*Data excerpts*

-- start --

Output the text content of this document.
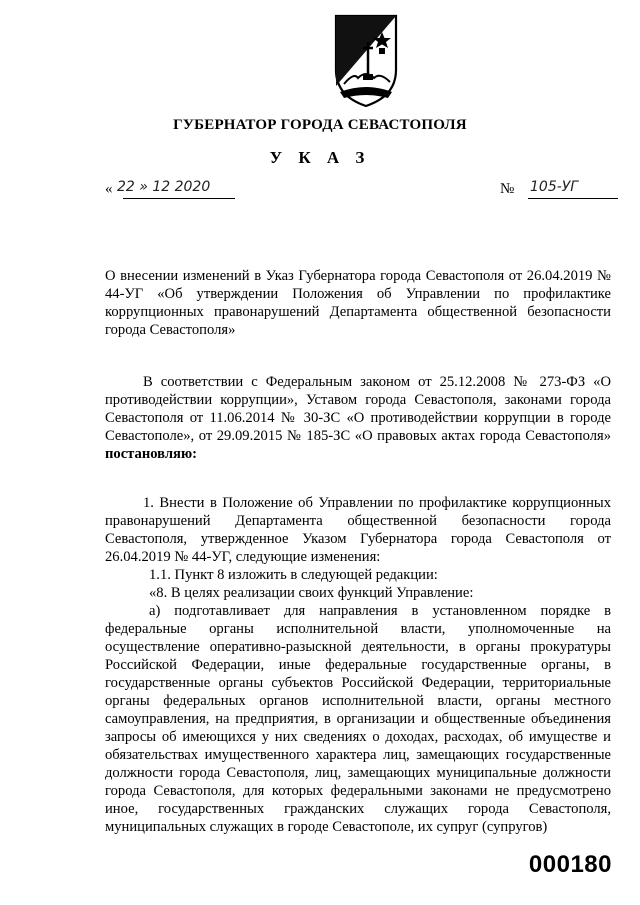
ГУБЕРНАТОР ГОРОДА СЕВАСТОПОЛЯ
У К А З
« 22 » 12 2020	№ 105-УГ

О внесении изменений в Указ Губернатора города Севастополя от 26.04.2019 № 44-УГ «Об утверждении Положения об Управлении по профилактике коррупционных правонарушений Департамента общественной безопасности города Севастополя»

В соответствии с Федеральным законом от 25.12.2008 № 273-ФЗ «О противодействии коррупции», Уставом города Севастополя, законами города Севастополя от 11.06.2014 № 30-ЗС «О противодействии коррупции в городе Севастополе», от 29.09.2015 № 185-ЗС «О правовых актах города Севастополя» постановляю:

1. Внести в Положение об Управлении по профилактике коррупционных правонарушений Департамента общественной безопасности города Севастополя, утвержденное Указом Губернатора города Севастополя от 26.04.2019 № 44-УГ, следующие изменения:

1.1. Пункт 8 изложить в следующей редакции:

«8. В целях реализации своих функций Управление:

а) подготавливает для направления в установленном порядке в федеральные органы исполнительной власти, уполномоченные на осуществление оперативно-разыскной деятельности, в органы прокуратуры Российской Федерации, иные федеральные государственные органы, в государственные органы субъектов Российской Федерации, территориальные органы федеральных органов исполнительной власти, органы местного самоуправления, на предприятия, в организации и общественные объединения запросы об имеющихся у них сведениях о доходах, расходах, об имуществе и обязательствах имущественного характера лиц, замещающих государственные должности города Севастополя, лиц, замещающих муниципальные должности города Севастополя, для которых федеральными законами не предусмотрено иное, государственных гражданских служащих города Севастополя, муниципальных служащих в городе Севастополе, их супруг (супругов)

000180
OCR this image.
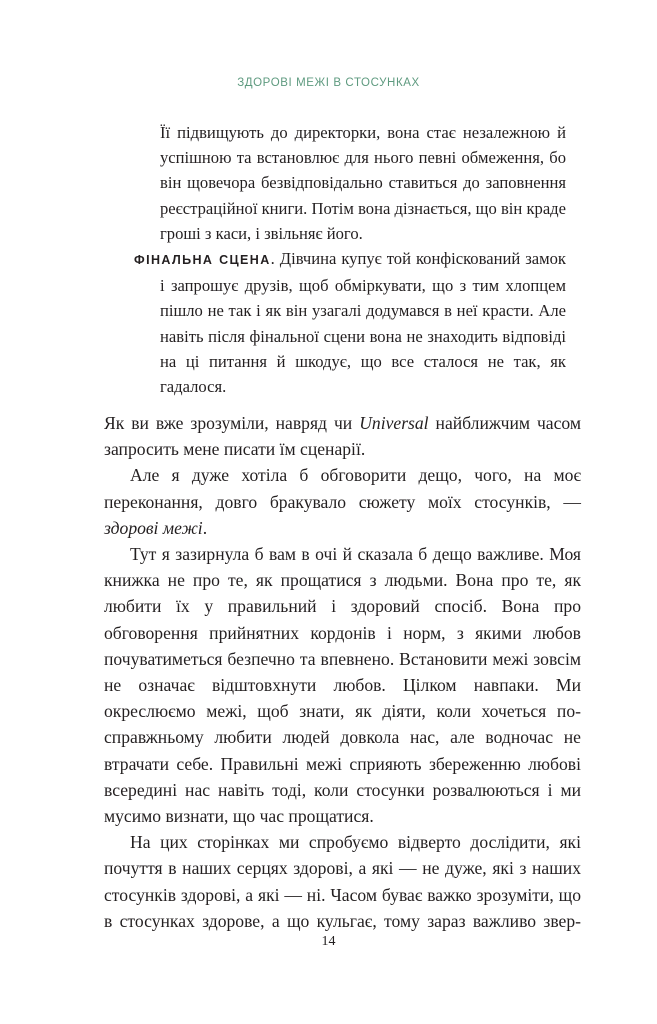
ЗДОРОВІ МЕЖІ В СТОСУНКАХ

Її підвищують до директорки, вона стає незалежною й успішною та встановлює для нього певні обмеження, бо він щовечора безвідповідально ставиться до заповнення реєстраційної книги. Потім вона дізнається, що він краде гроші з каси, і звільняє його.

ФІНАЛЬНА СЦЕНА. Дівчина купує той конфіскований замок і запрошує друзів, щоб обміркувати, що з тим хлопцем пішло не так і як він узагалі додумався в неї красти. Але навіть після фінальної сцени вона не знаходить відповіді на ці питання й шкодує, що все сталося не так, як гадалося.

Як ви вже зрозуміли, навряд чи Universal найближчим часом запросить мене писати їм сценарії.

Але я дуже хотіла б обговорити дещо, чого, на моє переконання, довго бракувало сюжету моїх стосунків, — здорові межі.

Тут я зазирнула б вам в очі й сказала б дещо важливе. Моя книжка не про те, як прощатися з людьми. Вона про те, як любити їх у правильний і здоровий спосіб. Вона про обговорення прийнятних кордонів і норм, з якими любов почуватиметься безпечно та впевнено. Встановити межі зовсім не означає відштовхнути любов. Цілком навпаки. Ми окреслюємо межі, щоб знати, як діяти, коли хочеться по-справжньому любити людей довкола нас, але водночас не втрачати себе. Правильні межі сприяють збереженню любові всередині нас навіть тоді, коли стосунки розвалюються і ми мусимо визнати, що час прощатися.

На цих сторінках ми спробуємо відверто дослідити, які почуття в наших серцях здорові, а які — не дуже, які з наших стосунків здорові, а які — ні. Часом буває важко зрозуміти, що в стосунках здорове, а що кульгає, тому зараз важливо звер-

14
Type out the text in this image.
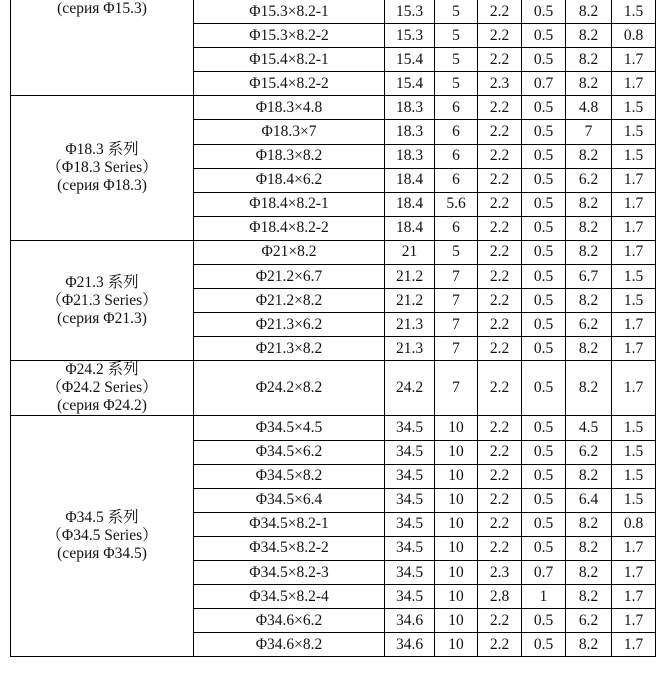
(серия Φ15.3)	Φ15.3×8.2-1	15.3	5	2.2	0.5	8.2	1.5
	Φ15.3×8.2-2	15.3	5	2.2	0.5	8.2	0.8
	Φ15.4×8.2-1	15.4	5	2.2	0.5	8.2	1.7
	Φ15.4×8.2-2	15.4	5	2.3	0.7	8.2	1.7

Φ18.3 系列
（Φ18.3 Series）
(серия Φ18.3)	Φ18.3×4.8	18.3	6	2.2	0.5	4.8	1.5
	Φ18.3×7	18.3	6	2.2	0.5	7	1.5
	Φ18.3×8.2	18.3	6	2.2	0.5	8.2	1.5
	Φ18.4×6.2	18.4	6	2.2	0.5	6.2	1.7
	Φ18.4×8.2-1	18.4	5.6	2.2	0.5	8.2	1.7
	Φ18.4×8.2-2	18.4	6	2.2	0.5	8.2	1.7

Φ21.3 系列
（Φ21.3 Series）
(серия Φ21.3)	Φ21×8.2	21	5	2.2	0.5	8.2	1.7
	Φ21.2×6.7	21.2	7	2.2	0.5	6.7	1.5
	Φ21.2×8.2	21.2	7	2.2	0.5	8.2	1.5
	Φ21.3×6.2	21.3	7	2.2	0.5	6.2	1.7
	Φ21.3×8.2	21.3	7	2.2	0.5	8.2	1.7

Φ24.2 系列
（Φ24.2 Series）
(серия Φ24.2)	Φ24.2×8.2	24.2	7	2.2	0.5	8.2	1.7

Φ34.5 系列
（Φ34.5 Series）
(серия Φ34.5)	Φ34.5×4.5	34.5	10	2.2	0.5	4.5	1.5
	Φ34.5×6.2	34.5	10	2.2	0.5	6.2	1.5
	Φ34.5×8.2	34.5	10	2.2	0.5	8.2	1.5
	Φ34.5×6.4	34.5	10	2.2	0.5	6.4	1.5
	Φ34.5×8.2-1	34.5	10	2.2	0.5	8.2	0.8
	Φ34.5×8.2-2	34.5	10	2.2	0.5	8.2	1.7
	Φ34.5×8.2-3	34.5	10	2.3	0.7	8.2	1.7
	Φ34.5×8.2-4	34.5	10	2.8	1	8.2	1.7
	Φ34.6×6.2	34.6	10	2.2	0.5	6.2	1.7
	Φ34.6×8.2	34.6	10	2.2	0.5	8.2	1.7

-- end --
-- start --

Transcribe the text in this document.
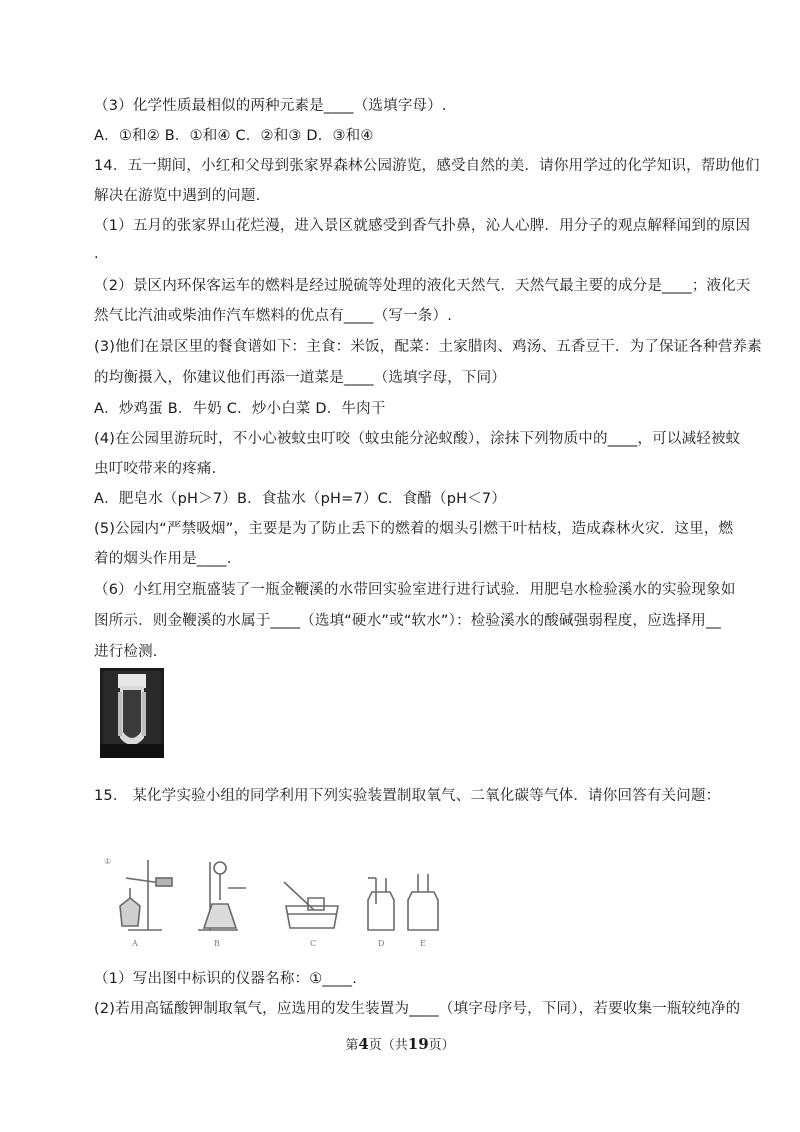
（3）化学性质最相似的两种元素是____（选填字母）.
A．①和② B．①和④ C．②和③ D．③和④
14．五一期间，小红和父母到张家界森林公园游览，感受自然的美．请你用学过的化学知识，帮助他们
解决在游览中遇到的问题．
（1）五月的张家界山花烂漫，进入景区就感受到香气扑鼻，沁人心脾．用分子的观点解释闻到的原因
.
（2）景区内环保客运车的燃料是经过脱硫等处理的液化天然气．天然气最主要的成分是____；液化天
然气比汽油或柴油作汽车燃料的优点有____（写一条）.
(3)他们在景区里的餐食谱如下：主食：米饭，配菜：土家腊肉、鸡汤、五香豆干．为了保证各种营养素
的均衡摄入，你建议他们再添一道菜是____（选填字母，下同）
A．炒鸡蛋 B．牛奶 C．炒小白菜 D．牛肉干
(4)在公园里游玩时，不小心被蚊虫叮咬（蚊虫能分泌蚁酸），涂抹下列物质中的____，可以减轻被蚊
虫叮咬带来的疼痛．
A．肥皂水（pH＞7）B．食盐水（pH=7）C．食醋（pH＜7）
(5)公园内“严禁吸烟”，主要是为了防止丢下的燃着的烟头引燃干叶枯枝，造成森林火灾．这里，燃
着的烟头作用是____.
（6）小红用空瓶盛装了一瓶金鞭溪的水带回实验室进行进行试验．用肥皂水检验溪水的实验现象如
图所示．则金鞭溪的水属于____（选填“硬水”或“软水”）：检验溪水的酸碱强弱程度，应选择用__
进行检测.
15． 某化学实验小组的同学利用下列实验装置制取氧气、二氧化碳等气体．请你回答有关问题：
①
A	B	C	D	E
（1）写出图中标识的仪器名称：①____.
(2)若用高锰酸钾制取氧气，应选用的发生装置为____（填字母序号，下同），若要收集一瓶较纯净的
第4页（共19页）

-- end --

*Required task*
Find every line in the records that contains the word "серия"; copy those lines.

*Solution to this exercise*
(серия Φ15.3)	Φ15.3×8.2-1	15.3	5	2.2	0.5	8.2	1.5
(серия Φ18.3)	Φ18.3×4.8	18.3	6	2.2	0.5	4.8	1.5
(серия Φ21.3)	Φ21×8.2	21	5	2.2	0.5	8.2	1.7
(серия Φ24.2)	Φ24.2×8.2	24.2	7	2.2	0.5	8.2	1.7
(серия Φ34.5)	Φ34.5×4.5	34.5	10	2.2	0.5	4.5	1.5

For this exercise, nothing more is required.